### Task
Your task is to copy every record exactly.

### Data
START
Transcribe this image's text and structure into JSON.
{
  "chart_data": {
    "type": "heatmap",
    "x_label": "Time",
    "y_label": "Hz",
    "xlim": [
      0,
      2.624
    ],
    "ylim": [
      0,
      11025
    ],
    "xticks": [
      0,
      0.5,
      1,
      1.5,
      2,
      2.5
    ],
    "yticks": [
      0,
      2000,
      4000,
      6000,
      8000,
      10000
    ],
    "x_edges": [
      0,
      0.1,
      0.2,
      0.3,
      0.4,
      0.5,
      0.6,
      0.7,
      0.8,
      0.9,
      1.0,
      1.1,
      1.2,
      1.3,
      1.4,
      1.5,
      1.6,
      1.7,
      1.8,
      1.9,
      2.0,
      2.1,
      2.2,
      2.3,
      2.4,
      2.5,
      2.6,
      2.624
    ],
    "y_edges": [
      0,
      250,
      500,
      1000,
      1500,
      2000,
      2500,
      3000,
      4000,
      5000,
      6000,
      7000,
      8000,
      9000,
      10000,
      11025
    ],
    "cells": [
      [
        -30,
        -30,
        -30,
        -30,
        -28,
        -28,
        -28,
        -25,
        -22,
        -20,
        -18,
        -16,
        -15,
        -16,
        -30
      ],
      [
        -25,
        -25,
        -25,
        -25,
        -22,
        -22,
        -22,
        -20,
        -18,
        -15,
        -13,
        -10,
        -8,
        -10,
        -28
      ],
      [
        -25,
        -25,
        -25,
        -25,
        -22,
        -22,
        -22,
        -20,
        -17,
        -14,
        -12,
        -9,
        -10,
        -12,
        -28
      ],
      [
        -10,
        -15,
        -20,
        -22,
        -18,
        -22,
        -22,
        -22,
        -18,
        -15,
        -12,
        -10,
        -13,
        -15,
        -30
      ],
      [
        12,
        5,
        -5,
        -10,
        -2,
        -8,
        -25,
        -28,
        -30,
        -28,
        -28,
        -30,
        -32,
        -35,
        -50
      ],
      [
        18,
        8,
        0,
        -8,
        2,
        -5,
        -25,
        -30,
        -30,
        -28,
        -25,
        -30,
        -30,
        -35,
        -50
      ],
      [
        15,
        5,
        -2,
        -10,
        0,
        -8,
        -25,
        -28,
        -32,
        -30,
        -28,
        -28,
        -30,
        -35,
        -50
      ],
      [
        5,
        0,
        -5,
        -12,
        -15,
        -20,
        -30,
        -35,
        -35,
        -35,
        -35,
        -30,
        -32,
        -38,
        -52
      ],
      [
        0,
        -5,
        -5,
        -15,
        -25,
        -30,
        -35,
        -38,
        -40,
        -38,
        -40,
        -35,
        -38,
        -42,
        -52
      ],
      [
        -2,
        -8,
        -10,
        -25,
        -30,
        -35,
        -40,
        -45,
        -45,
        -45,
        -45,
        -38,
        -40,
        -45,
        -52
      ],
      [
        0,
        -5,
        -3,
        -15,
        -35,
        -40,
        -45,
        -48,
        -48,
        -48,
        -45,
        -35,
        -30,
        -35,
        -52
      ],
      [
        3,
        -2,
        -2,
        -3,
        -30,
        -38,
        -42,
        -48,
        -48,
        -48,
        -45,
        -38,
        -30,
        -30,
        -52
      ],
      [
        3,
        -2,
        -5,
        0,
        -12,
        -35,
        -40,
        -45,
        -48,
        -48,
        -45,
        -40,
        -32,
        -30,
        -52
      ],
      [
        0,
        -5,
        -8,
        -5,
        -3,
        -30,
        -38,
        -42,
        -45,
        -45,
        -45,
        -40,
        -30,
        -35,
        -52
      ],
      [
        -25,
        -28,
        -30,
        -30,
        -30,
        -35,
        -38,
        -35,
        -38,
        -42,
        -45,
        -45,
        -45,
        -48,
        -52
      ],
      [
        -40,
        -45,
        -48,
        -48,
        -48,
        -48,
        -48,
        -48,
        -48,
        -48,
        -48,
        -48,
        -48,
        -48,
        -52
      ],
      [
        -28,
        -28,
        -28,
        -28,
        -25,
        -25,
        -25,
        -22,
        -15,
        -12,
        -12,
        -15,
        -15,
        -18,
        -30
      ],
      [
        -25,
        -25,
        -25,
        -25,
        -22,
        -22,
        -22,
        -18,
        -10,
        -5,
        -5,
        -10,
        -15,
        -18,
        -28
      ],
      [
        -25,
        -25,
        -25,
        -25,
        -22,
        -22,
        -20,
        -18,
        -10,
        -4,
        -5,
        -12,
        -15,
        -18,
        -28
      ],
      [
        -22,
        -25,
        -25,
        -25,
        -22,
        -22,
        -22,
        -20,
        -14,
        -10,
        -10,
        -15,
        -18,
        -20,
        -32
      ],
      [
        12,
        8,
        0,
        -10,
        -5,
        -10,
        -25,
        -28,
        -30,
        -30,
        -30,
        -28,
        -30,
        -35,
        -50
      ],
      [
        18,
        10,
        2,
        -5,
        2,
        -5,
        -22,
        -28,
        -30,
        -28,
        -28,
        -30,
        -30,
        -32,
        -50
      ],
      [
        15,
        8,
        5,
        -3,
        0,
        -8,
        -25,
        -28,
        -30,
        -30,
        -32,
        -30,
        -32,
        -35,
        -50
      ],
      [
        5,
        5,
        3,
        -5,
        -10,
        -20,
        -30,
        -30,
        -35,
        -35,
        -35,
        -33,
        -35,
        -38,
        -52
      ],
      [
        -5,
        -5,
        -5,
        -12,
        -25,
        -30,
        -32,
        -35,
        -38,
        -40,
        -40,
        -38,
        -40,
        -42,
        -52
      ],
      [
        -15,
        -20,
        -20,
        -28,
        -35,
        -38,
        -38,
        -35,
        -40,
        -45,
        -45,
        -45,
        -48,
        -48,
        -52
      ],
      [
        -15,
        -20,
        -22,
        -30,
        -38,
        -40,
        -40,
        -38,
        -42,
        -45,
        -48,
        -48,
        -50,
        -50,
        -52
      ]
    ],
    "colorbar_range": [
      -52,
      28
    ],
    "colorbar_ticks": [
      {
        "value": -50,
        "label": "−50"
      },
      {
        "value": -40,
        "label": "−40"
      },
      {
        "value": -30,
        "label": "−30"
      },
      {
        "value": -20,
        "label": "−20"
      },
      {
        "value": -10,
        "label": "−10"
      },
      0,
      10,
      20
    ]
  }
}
END
### Output of the task
Transcribe this image's text and structure into JSON.
{
  "chart_data": {
    "type": "heatmap",
    "x_label": "Time",
    "y_label": "Hz",
    "xlim": [
      0,
      2.624
    ],
    "ylim": [
      0,
      11025
    ],
    "xticks": [
      0,
      0.5,
      1,
      1.5,
      2,
      2.5
    ],
    "yticks": [
      0,
      2000,
      4000,
      6000,
      8000,
      10000
    ],
    "x_edges": [
      0,
      0.1,
      0.2,
      0.3,
      0.4,
      0.5,
      0.6,
      0.7,
      0.8,
      0.9,
      1.0,
      1.1,
      1.2,
      1.3,
      1.4,
      1.5,
      1.6,
      1.7,
      1.8,
      1.9,
      2.0,
      2.1,
      2.2,
      2.3,
      2.4,
      2.5,
      2.6,
      2.624
    ],
    "y_edges": [
      0,
      250,
      500,
      1000,
      1500,
      2000,
      2500,
      3000,
      4000,
      5000,
      6000,
      7000,
      8000,
      9000,
      10000,
      11025
    ],
    "cells": [
      [
        -30,
        -30,
        -30,
        -30,
        -28,
        -28,
        -28,
        -25,
        -22,
        -20,
        -18,
        -16,
        -15,
        -16,
        -30
      ],
      [
        -25,
        -25,
        -25,
        -25,
        -22,
        -22,
        -22,
        -20,
        -18,
        -15,
        -13,
        -10,
        -8,
        -10,
        -28
      ],
      [
        -25,
        -25,
        -25,
        -25,
        -22,
        -22,
        -22,
        -20,
        -17,
        -14,
        -12,
        -9,
        -10,
        -12,
        -28
      ],
      [
        -10,
        -15,
        -20,
        -22,
        -18,
        -22,
        -22,
        -22,
        -18,
        -15,
        -12,
        -10,
        -13,
        -15,
        -30
      ],
      [
        12,
        5,
        -5,
        -10,
        -2,
        -8,
        -25,
        -28,
        -30,
        -28,
        -28,
        -30,
        -32,
        -35,
        -50
      ],
      [
        18,
        8,
        0,
        -8,
        2,
        -5,
        -25,
        -30,
        -30,
        -28,
        -25,
        -30,
        -30,
        -35,
        -50
      ],
      [
        15,
        5,
        -2,
        -10,
        0,
        -8,
        -25,
        -28,
        -32,
        -30,
        -28,
        -28,
        -30,
        -35,
        -50
      ],
      [
        5,
        0,
        -5,
        -12,
        -15,
        -20,
        -30,
        -35,
        -35,
        -35,
        -35,
        -30,
        -32,
        -38,
        -52
      ],
      [
        0,
        -5,
        -5,
        -15,
        -25,
        -30,
        -35,
        -38,
        -40,
        -38,
        -40,
        -35,
        -38,
        -42,
        -52
      ],
      [
        -2,
        -8,
        -10,
        -25,
        -30,
        -35,
        -40,
        -45,
        -45,
        -45,
        -45,
        -38,
        -40,
        -45,
        -52
      ],
      [
        0,
        -5,
        -3,
        -15,
        -35,
        -40,
        -45,
        -48,
        -48,
        -48,
        -45,
        -35,
        -30,
        -35,
        -52
      ],
      [
        3,
        -2,
        -2,
        -3,
        -30,
        -38,
        -42,
        -48,
        -48,
        -48,
        -45,
        -38,
        -30,
        -30,
        -52
      ],
      [
        3,
        -2,
        -5,
        0,
        -12,
        -35,
        -40,
        -45,
        -48,
        -48,
        -45,
        -40,
        -32,
        -30,
        -52
      ],
      [
        0,
        -5,
        -8,
        -5,
        -3,
        -30,
        -38,
        -42,
        -45,
        -45,
        -45,
        -40,
        -30,
        -35,
        -52
      ],
      [
        -25,
        -28,
        -30,
        -30,
        -30,
        -35,
        -38,
        -35,
        -38,
        -42,
        -45,
        -45,
        -45,
        -48,
        -52
      ],
      [
        -40,
        -45,
        -48,
        -48,
        -48,
        -48,
        -48,
        -48,
        -48,
        -48,
        -48,
        -48,
        -48,
        -48,
        -52
      ],
      [
        -28,
        -28,
        -28,
        -28,
        -25,
        -25,
        -25,
        -22,
        -15,
        -12,
        -12,
        -15,
        -15,
        -18,
        -30
      ],
      [
        -25,
        -25,
        -25,
        -25,
        -22,
        -22,
        -22,
        -18,
        -10,
        -5,
        -5,
        -10,
        -15,
        -18,
        -28
      ],
      [
        -25,
        -25,
        -25,
        -25,
        -22,
        -22,
        -20,
        -18,
        -10,
        -4,
        -5,
        -12,
        -15,
        -18,
        -28
      ],
      [
        -22,
        -25,
        -25,
        -25,
        -22,
        -22,
        -22,
        -20,
        -14,
        -10,
        -10,
        -15,
        -18,
        -20,
        -32
      ],
      [
        12,
        8,
        0,
        -10,
        -5,
        -10,
        -25,
        -28,
        -30,
        -30,
        -30,
        -28,
        -30,
        -35,
        -50
      ],
      [
        18,
        10,
        2,
        -5,
        2,
        -5,
        -22,
        -28,
        -30,
        -28,
        -28,
        -30,
        -30,
        -32,
        -50
      ],
      [
        15,
        8,
        5,
        -3,
        0,
        -8,
        -25,
        -28,
        -30,
        -30,
        -32,
        -30,
        -32,
        -35,
        -50
      ],
      [
        5,
        5,
        3,
        -5,
        -10,
        -20,
        -30,
        -30,
        -35,
        -35,
        -35,
        -33,
        -35,
        -38,
        -52
      ],
      [
        -5,
        -5,
        -5,
        -12,
        -25,
        -30,
        -32,
        -35,
        -38,
        -40,
        -40,
        -38,
        -40,
        -42,
        -52
      ],
      [
        -15,
        -20,
        -20,
        -28,
        -35,
        -38,
        -38,
        -35,
        -40,
        -45,
        -45,
        -45,
        -48,
        -48,
        -52
      ],
      [
        -15,
        -20,
        -22,
        -30,
        -38,
        -40,
        -40,
        -38,
        -42,
        -45,
        -48,
        -48,
        -50,
        -50,
        -52
      ]
    ],
    "colorbar_range": [
      -52,
      28
    ],
    "colorbar_ticks": [
      {
        "value": -50,
        "label": "−50"
      },
      {
        "value": -40,
        "label": "−40"
      },
      {
        "value": -30,
        "label": "−30"
      },
      {
        "value": -20,
        "label": "−20"
      },
      {
        "value": -10,
        "label": "−10"
      },
      0,
      10,
      20
    ]
  }
}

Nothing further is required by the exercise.